### Entries
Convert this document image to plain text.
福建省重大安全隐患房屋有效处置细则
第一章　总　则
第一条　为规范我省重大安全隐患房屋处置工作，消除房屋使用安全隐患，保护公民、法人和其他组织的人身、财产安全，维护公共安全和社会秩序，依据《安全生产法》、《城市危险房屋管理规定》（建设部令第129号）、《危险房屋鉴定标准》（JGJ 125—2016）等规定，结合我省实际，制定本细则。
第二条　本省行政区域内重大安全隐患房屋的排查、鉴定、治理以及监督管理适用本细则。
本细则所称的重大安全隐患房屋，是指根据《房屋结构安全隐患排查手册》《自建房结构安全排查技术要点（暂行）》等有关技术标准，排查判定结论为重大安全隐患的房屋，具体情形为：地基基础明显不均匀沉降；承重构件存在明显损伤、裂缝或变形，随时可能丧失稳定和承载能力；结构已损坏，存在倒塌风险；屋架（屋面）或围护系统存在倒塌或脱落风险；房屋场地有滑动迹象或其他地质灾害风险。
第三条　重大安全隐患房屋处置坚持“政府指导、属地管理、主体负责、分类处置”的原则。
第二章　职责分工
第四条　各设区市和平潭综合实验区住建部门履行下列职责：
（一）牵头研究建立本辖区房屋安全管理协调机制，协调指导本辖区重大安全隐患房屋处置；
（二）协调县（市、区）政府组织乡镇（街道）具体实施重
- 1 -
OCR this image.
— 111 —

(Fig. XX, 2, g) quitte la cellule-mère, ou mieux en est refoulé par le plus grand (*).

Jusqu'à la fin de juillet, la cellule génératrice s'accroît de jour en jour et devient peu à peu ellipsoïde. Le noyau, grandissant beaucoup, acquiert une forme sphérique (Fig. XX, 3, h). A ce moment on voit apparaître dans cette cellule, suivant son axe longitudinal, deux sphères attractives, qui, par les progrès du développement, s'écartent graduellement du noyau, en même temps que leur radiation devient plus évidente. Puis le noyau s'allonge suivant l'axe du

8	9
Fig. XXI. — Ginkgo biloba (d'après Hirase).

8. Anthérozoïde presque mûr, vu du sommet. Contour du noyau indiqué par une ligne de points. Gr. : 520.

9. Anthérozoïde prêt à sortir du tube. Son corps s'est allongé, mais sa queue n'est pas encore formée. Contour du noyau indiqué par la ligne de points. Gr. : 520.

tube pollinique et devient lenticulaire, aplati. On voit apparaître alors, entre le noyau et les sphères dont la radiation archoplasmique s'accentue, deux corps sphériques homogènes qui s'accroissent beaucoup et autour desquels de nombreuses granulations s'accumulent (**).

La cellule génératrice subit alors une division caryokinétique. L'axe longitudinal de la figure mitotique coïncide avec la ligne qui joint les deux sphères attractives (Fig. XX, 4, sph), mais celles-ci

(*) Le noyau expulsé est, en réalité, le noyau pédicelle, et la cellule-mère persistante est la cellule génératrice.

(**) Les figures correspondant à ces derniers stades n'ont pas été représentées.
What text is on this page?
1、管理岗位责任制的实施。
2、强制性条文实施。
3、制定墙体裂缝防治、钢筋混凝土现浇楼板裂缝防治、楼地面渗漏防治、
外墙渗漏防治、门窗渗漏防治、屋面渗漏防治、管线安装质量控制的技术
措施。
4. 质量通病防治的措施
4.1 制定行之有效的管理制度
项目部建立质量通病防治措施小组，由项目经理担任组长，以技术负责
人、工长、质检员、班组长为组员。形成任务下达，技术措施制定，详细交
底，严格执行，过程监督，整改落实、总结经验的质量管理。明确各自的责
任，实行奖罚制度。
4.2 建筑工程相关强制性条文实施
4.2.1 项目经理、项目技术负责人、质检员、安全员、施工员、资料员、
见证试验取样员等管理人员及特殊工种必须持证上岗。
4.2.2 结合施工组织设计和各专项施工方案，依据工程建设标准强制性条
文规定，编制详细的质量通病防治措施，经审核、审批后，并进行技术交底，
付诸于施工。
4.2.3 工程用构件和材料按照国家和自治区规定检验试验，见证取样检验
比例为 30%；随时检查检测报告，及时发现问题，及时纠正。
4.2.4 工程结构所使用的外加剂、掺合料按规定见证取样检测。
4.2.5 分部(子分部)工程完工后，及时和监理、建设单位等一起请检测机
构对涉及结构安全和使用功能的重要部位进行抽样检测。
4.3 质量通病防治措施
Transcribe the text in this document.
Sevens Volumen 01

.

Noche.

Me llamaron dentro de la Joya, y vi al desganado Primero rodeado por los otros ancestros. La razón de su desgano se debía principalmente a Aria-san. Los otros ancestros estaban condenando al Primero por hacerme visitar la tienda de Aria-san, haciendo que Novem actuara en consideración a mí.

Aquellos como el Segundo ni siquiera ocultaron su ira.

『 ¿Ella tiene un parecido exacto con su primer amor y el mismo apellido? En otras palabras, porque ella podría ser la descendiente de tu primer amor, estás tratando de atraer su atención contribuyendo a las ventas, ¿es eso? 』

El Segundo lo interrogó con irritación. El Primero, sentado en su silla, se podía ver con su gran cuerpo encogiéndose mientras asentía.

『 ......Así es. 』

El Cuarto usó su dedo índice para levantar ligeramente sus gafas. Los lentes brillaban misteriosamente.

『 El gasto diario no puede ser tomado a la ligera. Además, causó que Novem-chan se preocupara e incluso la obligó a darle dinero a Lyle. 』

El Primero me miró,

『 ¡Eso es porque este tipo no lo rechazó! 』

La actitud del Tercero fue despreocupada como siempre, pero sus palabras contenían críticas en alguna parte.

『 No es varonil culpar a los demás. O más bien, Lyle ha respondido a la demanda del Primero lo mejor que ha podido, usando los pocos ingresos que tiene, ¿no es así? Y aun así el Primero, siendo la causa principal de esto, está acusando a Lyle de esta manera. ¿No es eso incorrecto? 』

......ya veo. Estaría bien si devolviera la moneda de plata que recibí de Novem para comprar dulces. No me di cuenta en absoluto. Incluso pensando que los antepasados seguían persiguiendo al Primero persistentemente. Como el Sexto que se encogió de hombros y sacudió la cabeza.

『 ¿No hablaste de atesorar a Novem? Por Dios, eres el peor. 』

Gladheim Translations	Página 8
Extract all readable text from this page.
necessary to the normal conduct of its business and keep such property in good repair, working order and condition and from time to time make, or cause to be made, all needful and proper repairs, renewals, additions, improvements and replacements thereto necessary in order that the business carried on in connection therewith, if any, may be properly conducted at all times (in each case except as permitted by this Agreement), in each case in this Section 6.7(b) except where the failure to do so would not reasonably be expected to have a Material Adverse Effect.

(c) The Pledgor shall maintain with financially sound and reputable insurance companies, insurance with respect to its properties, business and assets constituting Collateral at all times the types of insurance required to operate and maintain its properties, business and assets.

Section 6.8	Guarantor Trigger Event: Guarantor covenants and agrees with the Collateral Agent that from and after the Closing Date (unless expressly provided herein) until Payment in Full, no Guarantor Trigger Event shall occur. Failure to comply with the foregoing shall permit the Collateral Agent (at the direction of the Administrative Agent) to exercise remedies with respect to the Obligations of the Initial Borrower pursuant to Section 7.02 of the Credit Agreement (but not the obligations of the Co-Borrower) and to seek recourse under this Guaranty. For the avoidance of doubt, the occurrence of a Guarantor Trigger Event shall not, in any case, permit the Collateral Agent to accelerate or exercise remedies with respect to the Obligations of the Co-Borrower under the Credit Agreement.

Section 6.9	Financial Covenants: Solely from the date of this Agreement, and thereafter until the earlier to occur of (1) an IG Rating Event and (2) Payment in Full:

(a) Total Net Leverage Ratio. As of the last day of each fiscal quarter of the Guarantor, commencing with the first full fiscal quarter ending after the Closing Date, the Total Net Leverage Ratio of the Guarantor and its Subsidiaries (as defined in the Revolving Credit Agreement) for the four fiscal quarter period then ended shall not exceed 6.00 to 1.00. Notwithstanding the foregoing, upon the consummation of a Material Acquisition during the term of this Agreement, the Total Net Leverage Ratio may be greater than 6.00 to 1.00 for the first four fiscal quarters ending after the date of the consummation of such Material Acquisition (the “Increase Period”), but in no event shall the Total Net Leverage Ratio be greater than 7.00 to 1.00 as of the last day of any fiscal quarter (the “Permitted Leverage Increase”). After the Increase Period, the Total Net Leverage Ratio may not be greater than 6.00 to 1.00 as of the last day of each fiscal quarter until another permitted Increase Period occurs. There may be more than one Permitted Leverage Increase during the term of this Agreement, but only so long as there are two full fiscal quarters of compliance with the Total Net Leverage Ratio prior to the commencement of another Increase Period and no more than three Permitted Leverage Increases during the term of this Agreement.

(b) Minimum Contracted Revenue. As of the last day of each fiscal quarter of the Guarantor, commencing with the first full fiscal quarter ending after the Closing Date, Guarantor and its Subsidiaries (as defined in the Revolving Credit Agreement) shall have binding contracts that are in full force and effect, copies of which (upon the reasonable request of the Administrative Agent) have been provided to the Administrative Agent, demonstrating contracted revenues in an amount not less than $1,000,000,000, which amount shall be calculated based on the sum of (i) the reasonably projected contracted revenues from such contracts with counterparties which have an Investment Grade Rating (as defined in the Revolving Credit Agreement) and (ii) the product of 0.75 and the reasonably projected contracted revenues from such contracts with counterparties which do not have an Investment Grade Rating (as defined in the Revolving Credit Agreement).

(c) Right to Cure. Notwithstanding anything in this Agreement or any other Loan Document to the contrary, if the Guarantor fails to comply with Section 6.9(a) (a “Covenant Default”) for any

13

### Exercise goal
Search the entries for the string "deux" and collect each line that has it.

### The answer
Jusqu'à la fin de juillet, la cellule génératrice s'accroît de jour en jour et devient peu à peu ellipsoïde. Le noyau, grandissant beaucoup, acquiert une forme sphérique (Fig. XX, 3, h). A ce moment on voit apparaître dans cette cellule, suivant son axe longitudinal, deux sphères attractives, qui, par les progrès du développement, s'écartent graduellement du noyau, en même temps que leur radiation devient plus évidente. Puis le noyau s'allonge suivant l'axe du
tube pollinique et devient lenticulaire, aplati. On voit apparaître alors, entre le noyau et les sphères dont la radiation archoplasmique s'accentue, deux corps sphériques homogènes qui s'accroissent beaucoup et autour desquels de nombreuses granulations s'accumulent (**).
La cellule génératrice subit alors une division caryokinétique. L'axe longitudinal de la figure mitotique coïncide avec la ligne qui joint les deux sphères attractives (Fig. XX, 4, sph), mais celles-ci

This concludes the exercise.